French dressmaker and anarchist songwriter (1848–1920)

Louise Pioger, also known as Louise Quitrime (or Quitrine), was born on , in Mezières-sous-Ballon, France, and died on in Garches. She was a woman laborer in the clothing and textile industry. She made waistcoats and was also an anarchist author and communard active with Women in the Paris Commune. She is known for her nursery rhymes book titled Rondes pour récréations enfantines, which was for a long time wrongly attributed to Louise Michel.

== Biography ==
Pioger was a dressmaker by profession. She made waistcoats. She married Alphonse Pierre Lefèvre, tailor, on January 7, 1868, in Ballon (Sarthe). They had two daughters. Widowed in 1884, Pioger partnered with Louis Duprat, a tailor, and anarchist, who became a wine merchant and barkeeper in Paris on rue Joquelet and then later 11 rue Ramey in the 18th arrondissement in 1893. Pioger became the manager of this cabaret at 11 rue Ramey.

One of her daughters married Benoît Morel, and the other one Jules Lebailleur, both Parisian anarchists. Pioger made no secret of her anarchist beliefs although she believed that they would be created by persuasion rather that militant acts.

The cabaret on rue Ramey was known to be visited by anarchists and was closely monitored by the Paris police. Pioger and  Louis Duprat had to go into exile and settled for some time in London, in the Soho district. There again they got close to the anarchist circles of the English capital.

• _Activity A_:
In the text on Louise Pioger, why is the name of Louise Michel mentioned in connection with Pioger's work? Answer in one to three sentences.
• _Activity B_:
Proceed with the biography of Louise Pioger, beginning after its last sentence, about her time in London's anarchist circles.

• _Dataset entries_:

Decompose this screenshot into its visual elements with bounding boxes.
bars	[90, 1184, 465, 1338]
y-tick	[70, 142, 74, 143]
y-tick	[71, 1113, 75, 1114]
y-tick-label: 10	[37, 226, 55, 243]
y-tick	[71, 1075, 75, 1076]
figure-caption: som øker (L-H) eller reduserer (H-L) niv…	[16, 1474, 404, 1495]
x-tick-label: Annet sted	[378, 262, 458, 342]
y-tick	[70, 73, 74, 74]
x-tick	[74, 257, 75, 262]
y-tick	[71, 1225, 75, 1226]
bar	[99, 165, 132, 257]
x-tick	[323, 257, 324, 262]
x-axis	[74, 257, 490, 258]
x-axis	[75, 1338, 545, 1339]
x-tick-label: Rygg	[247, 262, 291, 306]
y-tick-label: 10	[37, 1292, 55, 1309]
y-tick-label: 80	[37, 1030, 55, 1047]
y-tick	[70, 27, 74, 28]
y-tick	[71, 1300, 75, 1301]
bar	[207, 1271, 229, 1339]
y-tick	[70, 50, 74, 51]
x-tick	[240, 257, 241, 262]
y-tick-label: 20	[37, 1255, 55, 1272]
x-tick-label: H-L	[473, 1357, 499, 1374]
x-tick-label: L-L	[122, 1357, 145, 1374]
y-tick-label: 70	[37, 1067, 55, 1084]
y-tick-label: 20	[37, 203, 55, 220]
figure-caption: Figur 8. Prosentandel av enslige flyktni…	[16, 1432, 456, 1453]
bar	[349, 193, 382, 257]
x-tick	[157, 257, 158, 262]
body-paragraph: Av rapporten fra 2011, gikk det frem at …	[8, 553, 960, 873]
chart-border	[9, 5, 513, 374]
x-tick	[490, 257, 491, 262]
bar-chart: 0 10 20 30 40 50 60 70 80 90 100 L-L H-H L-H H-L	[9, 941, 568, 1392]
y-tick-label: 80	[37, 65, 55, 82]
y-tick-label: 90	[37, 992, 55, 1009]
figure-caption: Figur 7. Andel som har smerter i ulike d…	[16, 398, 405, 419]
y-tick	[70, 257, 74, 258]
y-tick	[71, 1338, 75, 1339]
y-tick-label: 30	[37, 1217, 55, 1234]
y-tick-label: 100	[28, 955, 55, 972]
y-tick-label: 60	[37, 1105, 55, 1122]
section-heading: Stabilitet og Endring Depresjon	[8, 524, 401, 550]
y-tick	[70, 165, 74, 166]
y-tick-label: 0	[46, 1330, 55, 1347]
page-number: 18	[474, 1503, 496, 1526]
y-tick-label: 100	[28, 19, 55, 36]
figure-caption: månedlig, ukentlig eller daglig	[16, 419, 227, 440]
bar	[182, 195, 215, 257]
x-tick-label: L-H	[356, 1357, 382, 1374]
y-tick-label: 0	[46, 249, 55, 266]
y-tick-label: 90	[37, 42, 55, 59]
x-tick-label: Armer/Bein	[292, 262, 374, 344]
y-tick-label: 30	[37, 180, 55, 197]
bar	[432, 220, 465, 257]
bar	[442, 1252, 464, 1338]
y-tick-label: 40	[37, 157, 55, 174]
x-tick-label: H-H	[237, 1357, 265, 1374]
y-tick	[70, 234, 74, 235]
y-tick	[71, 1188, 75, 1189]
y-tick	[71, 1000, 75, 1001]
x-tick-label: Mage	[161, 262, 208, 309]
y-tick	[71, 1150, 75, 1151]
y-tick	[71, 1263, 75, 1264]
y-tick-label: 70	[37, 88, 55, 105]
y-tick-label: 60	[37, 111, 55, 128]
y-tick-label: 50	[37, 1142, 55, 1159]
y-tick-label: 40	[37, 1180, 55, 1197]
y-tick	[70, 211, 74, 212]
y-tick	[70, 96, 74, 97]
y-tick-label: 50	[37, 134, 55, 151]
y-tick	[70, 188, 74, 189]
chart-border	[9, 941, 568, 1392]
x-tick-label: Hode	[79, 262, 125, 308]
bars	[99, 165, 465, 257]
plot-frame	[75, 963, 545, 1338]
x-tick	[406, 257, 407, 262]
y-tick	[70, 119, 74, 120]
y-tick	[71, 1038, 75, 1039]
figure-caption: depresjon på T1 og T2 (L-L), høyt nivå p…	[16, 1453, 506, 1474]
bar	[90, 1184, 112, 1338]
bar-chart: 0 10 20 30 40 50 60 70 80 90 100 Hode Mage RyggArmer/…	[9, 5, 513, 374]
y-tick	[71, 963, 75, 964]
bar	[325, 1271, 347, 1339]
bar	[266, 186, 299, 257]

• _Task response A_:
Louise Michel is mentioned because Pioger's nursery rhyme book, Rondes pour récréations enfantines, was for a long time wrongly attributed to Michel.

• _Task response B_:
In March 1894, Pioger returned to Paris to take over the management of the cabaret-café, even though the couple had sold the business before leaving for England. As a member of the group Réveil de la femme à Paris, which also included Louise Michel, Pioger was arrested by the police on the evening of March 7 during a raid on the café. Seventeen people and three women were arrested. Pioger was imprisoned in the Saint Lazare prison on the ninth of the same month, before being released on bail on May 2. Imprisoned again for criminal conspiracy, Pioger was finally released on June 25, 1895, by an order of dismissal issued by the investigating judge Meyer.

== Career as an author ==
In 1889, Pioger published a collection of anarchist songs under the pseudonym Louise Quitrime (also spelled Quitrine). She used the tunes sung in schoolyards to convert and seduce the youngest to the anarchist cause. The collection includes a children's carmagnole. One of the songs translates as
Now that we know
That the rich are thieves
We when we grow up
We'll make mincemeat of it.

In addition to this collection of children's songs, Pioger is the author of various plays including Les Communardes, an episode of the Bloody Week.

=== Works ===
- Rondes pour récréations enfantines, Librairie du Père peinard, s.d. [1889], 14 p.
- Les Communardes, épisode de la Semaine sanglante.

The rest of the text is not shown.